**LIST OF TASKS:**
**A.** Retype the Lemuel Haynes excerpt from "By John Saillant" down to "the New Testament.", keeping it word for word.
**B.** In the records, rename "y-tick-label" to "vertical-tick-label" throughout everything from the line containing "x-tick-label: 2 <box>254 376 265 401</box>" down to the line containing "annotation-composante: Composante <box>169", both included, and leave all else unchanged. Give back only those lines.

**SELECTED EXTRACT:**

-=-=-=-=-

Black Puritan, Black Republican: The Life and Thought of Lemuel Haynes, 1753-1833

By John Saillant | Go to book overview

2
Republicanism Black and White

The Atlantic world engendered the first black abolitionism. The movement's figures, most of whom had lived as slaves or servants but wrote as free men or free women, sought to comprehend slavery in providential history from ancient times to the era of the American Revolution. Black slaves were situated in providential history, it seemed; they were trapped under Old Testament laws that had persisted in Europe, West Africa, the West Indies, and mainland North America but were ordained to be free as white Christians better aligned their feelings and their practices with the New Testament.

-=-=-=-=-

**TASK MATERIAL:**
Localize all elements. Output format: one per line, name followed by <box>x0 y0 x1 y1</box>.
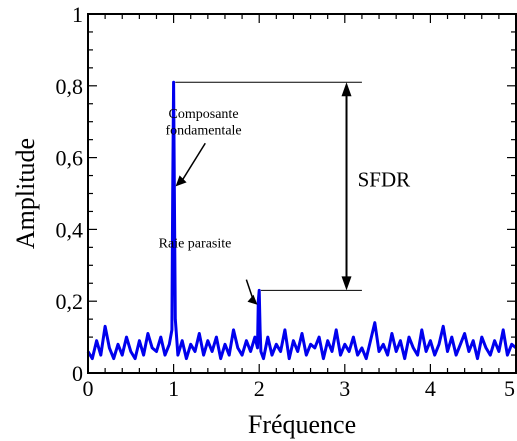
x-tick-label: 2 <box>254 376 265 401</box>
x-tick-label: 0 <box>83 376 94 401</box>
annotation-raie-parasite: Raie parasite <box>159 236 232 251</box>
fundamental-pointer-arrowhead <box>175 175 187 187</box>
x-tick-label: 4 <box>425 376 436 401</box>
series-line <box>86 80 517 361</box>
spur-pointer-arrowhead <box>247 294 258 305</box>
x-tick-labels: 0 1 2 3 4 5 <box>83 376 516 401</box>
y-tick-label: 0,2 <box>56 289 84 314</box>
fundamental-pointer-arrow <box>180 142 206 182</box>
plot-frame <box>87 13 517 374</box>
y-tick-label: 0,6 <box>56 146 84 171</box>
x-tick-label: 1 <box>168 376 179 401</box>
annotation-composante: Composante <box>169 107 239 122</box>
sfdr-arrowhead-bottom <box>341 276 352 291</box>
annotation-layer: Composante fondamentale Raie parasite SF… <box>159 81 411 305</box>
axis-ticks <box>87 13 517 374</box>
annotation-fondamentale: fondamentale <box>165 123 241 138</box>
x-tick-label: 5 <box>504 376 515 401</box>
x-tick-label: 3 <box>339 376 350 401</box>
x-axis-label: Fréquence <box>248 410 356 439</box>
y-tick-label: 1 <box>72 2 83 27</box>
annotation-sfdr: SFDR <box>358 167 411 191</box>
y-tick-label: 0,8 <box>56 74 84 99</box>
y-tick-label: 0,4 <box>56 217 84 242</box>
sfdr-arrowhead-top <box>341 82 352 97</box>
y-tick-label: 0 <box>72 361 83 386</box>
y-axis-label: Amplitude <box>11 138 40 249</box>
y-tick-labels: 0 0,2 0,4 0,6 0,8 1 <box>56 2 84 386</box>
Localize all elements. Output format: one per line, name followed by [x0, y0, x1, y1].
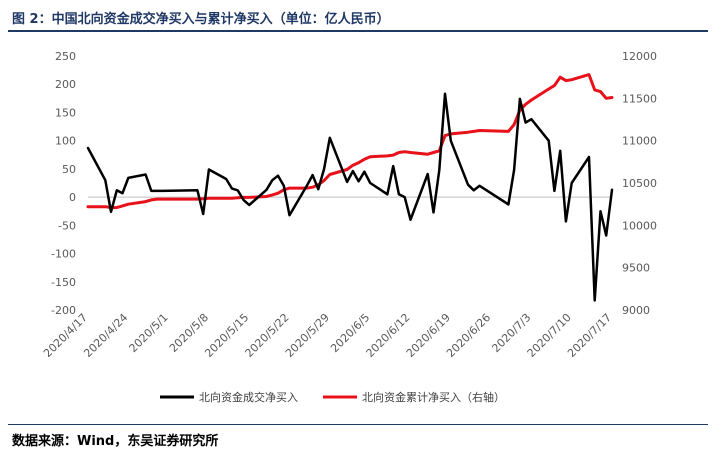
legend-item-net-buy-label: 北向资金成交净买入 [199, 390, 298, 404]
y-left-tick-label: 100 [55, 135, 76, 148]
y-left-tick-label: -100 [51, 248, 76, 261]
y-right-tick-label: 11500 [622, 92, 657, 105]
legend-item-cumulative-label: 北向资金累计净买入（右轴） [362, 390, 505, 404]
line-chart: 250 200 150 100 50 0 -50 -100 -150 -200 12000 11500… [41, 50, 657, 404]
source-note: 数据来源：Wind，东吴证券研究所 [12, 434, 219, 449]
chart-title: 图 2：中国北向资金成交净买入与累计净买入（单位：亿人民币） [12, 12, 390, 27]
y-right-tick-label: 11000 [622, 135, 657, 148]
y-right-tick-label: 9000 [622, 304, 650, 317]
series-line-net-buy [86, 92, 614, 302]
y-left-tick-label: -50 [58, 219, 76, 232]
y-right-tick-label: 12000 [622, 50, 657, 63]
x-tick-label: 2020/5/1 [127, 311, 171, 355]
x-tick-label: 2020/6/26 [444, 311, 493, 360]
x-tick-label: 2020/4/24 [81, 311, 130, 360]
y-left-tick-label: -200 [51, 304, 76, 317]
y-right-tick-label: 9500 [622, 262, 650, 275]
chart-lines [86, 73, 614, 302]
y-left-tick-label: 0 [69, 191, 76, 204]
y-left-tick-label: 50 [62, 163, 76, 176]
y-left-tick-label: 150 [55, 106, 76, 119]
series-line-cumulative [86, 73, 614, 210]
source-rule [8, 424, 708, 425]
y-left-tick-label: 250 [55, 50, 76, 63]
title-rule [8, 30, 708, 32]
y-left-tick-label: -150 [51, 276, 76, 289]
y-right-tick-label: 10000 [622, 219, 657, 232]
y-right-tick-label: 10500 [622, 177, 657, 190]
y-left-tick-label: 200 [55, 78, 76, 91]
x-tick-label: 2020/7/17 [565, 311, 614, 360]
chart-legend: 北向资金成交净买入 北向资金累计净买入（右轴） [160, 390, 505, 404]
x-tick-label: 2020/5/29 [283, 311, 332, 360]
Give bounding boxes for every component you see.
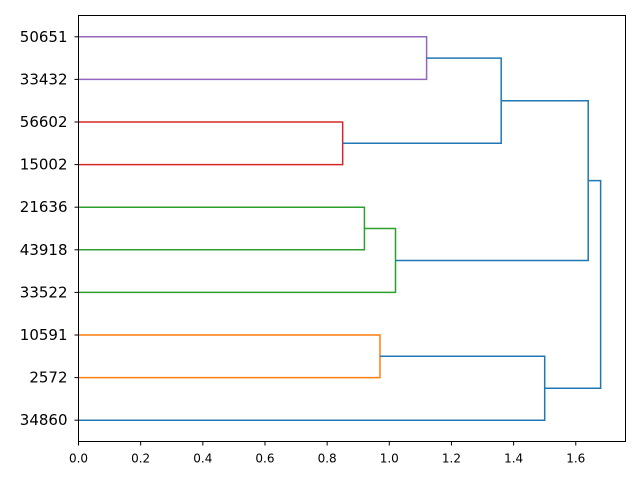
leaf-label: 56602 (20, 113, 68, 131)
dendrogram-links (78, 36, 602, 421)
leaf-label: 43918 (20, 241, 68, 259)
dendrogram-link-3 (78, 227, 397, 294)
x-tick-label: 1.0 (380, 452, 399, 466)
dendrogram-link-2 (78, 206, 366, 251)
dendrogram-link-8 (544, 179, 602, 389)
leaf-label: 2572 (29, 369, 67, 387)
leaf-label: 33522 (20, 283, 68, 301)
leaf-label: 10591 (20, 326, 68, 344)
x-tick-label: 0.4 (193, 452, 212, 466)
leaf-label: 15002 (20, 156, 68, 174)
x-tick-label: 0.8 (318, 452, 337, 466)
x-tick-label: 1.2 (442, 452, 461, 466)
dendrogram-link-6 (395, 99, 589, 262)
plot-frame (78, 15, 626, 442)
dendrogram-link-0 (78, 36, 428, 81)
x-tick-label: 1.4 (504, 452, 523, 466)
x-tick-label: 0.0 (69, 452, 88, 466)
dendrogram-link-4 (78, 334, 381, 379)
x-tick-label: 0.6 (255, 452, 274, 466)
dendrogram-link-1 (78, 121, 344, 166)
dendrogram-link-5 (342, 57, 502, 145)
dendrogram-link-7 (78, 355, 546, 421)
leaf-label: 50651 (20, 28, 68, 46)
x-axis: 0.0 0.2 0.4 0.6 0.8 1.0 1.2 1.4 1.6 (69, 441, 585, 466)
x-tick-label: 0.2 (131, 452, 150, 466)
leaf-label: 34860 (20, 411, 68, 429)
y-axis-leaf-labels: 50651 33432 56602 15002 21636 43918 33522 10591… (20, 28, 79, 429)
leaf-label: 33432 (20, 70, 68, 88)
leaf-label: 21636 (20, 198, 68, 216)
x-tick-label: 1.6 (566, 452, 585, 466)
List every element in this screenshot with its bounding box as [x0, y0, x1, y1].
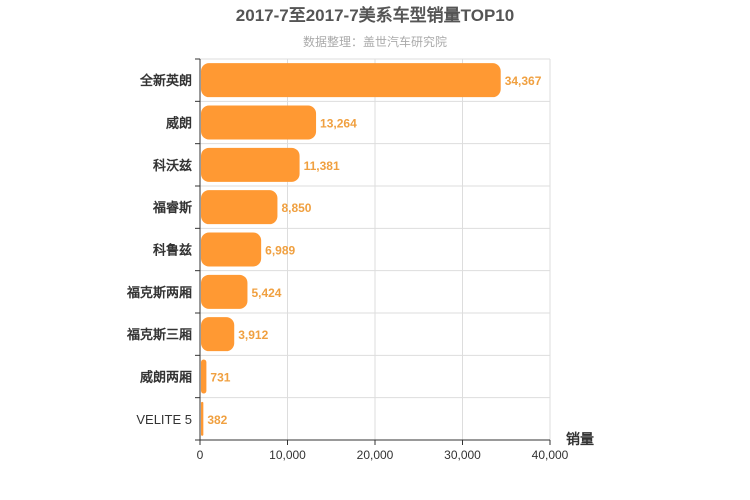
grid-lines	[200, 58, 551, 440]
bars	[201, 63, 501, 436]
bar	[201, 401, 204, 436]
bar	[201, 317, 235, 352]
data-label: 731	[210, 371, 230, 385]
y-tick-label: 科鲁兹	[153, 243, 192, 258]
x-tick-label: 30,000	[444, 448, 481, 462]
y-tick-label: 科沃兹	[153, 158, 192, 173]
data-label: 6,989	[265, 244, 295, 258]
y-tick-label: 福克斯两厢	[126, 285, 192, 300]
data-label: 13,264	[320, 117, 357, 131]
data-label: 382	[207, 413, 227, 427]
bar	[201, 147, 300, 182]
chart-subtitle: 数据整理：盖世汽车研究院	[303, 34, 447, 49]
y-tick-label: 威朗两厢	[140, 370, 192, 385]
x-tick-label: 10,000	[269, 448, 306, 462]
y-tick-label: 威朗	[166, 116, 192, 131]
data-label: 34,367	[505, 74, 542, 88]
data-label: 11,381	[304, 159, 340, 173]
x-tick-label: 0	[197, 448, 204, 462]
bar	[201, 274, 248, 309]
chart-title: 2017-7至2017-7美系车型销量TOP10	[236, 5, 514, 25]
bar	[201, 359, 207, 394]
bar	[201, 63, 501, 98]
data-label: 5,424	[251, 286, 281, 300]
y-tick-label: 全新英朗	[139, 73, 192, 88]
y-tick-label: 福睿斯	[152, 200, 192, 215]
data-label: 3,912	[238, 328, 268, 342]
y-tick-label: VELITE 5	[136, 412, 192, 427]
bar	[201, 105, 317, 140]
labels: 全新英朗 34,367 威朗 13,264 科沃兹 11,381 福睿斯 8,850 科鲁兹 6,…	[126, 73, 569, 462]
x-axis-title: 销量	[566, 431, 594, 447]
y-tick-label: 福克斯三厢	[126, 327, 192, 342]
data-label: 8,850	[281, 201, 311, 215]
x-tick-label: 20,000	[357, 448, 394, 462]
bar	[201, 190, 278, 225]
bar	[201, 232, 262, 267]
x-tick-label: 40,000	[532, 448, 569, 462]
axes	[195, 58, 551, 445]
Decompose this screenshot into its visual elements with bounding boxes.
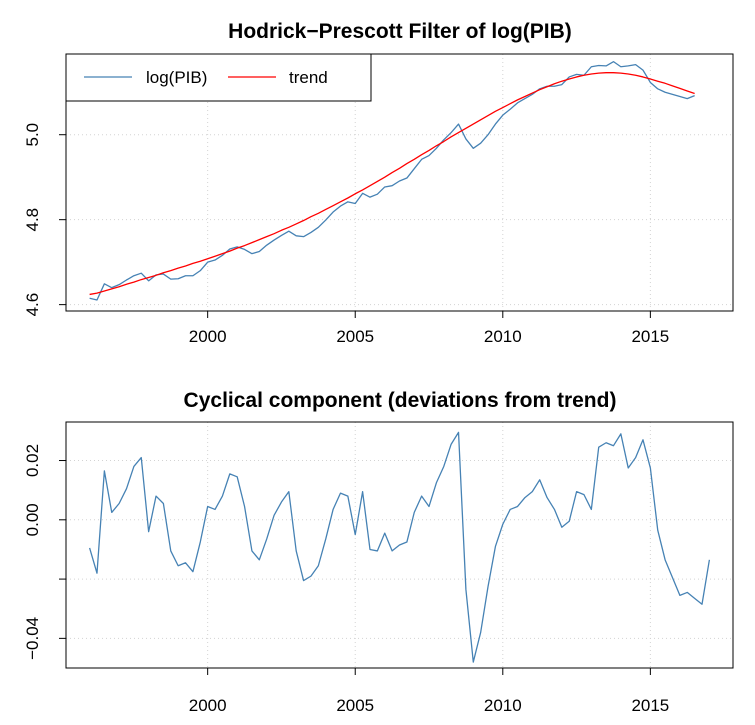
series-layer [88,431,711,663]
legend: log(PIB) trend [65,53,372,102]
x-tick-label: 2000 [189,327,227,346]
x-tick-label: 2005 [336,327,374,346]
panel-hp-filter: Hodrick−Prescott Filter of log(PIB) 2000… [23,20,734,346]
series-layer [89,61,695,301]
y-tick-label: 4.8 [23,208,42,232]
y-tick-label: −0.04 [23,617,42,660]
x-tick-label: 2000 [189,696,227,715]
y-tick-label: 0.00 [23,503,42,536]
panel-cyclical: Cyclical component (deviations from tren… [23,389,734,715]
x-tick-label: 2010 [484,696,522,715]
chart-title: Cyclical component (deviations from tren… [184,389,617,412]
axes: 2000 2005 2010 2015 −0.04 0.00 0.02 [23,444,669,715]
legend-label-trend: trend [289,68,328,87]
series-line-log-pib [89,61,695,301]
chart-title: Hodrick−Prescott Filter of log(PIB) [228,20,572,43]
series-line-trend [89,72,695,296]
x-tick-label: 2015 [631,696,669,715]
x-tick-label: 2015 [631,327,669,346]
y-tick-label: 5.0 [23,123,42,147]
series-line-cycle [88,431,711,663]
grid [66,422,733,668]
x-tick-label: 2005 [336,696,374,715]
grid [66,54,733,311]
x-tick-label: 2010 [484,327,522,346]
axes: 2000 2005 2010 2015 4.6 4.8 5.0 [23,123,669,346]
y-tick-label: 0.02 [23,444,42,477]
y-tick-label: 4.6 [23,293,42,317]
legend-label-log-pib: log(PIB) [146,68,207,87]
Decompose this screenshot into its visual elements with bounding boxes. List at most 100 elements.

-=-=-=-=-

**RESPONSE LIST:**
**A.**
By John Saillant | Go to book overview

2
Republicanism Black and White

The Atlantic world engendered the first black abolitionism. The movement's figures, most of whom had lived as slaves or servants but wrote as free men or free women, sought to comprehend slavery in providential history from ancient times to the era of the American Revolution. Black slaves were situated in providential history, it seemed; they were trapped under Old Testament laws that had persisted in Europe, West Africa, the West Indies, and mainland North America but were ordained to be free as white Christians better aligned their feelings and their practices with the New Testament.

**B.**
x-tick-label: 2 <box>254 376 265 401</box>
x-tick-label: 0 <box>83 376 94 401</box>
annotation-raie-parasite: Raie parasite <box>159 236 232 251</box>
fundamental-pointer-arrowhead <box>175 175 187 187</box>
x-tick-label: 4 <box>425 376 436 401</box>
series-line <box>86 80 517 361</box>
spur-pointer-arrowhead <box>247 294 258 305</box>
x-tick-labels: 0 1 2 3 4 5 <box>83 376 516 401</box>
vertical-tick-label: 0,2 <box>56 289 84 314</box>
fundamental-pointer-arrow <box>180 142 206 182</box>
plot-frame <box>87 13 517 374</box>
vertical-tick-label: 0,6 <box>56 146 84 171</box>
x-tick-label: 1 <box>168 376 179 401</box>
annotation-composante: Composante <box>169 107 239 122</box>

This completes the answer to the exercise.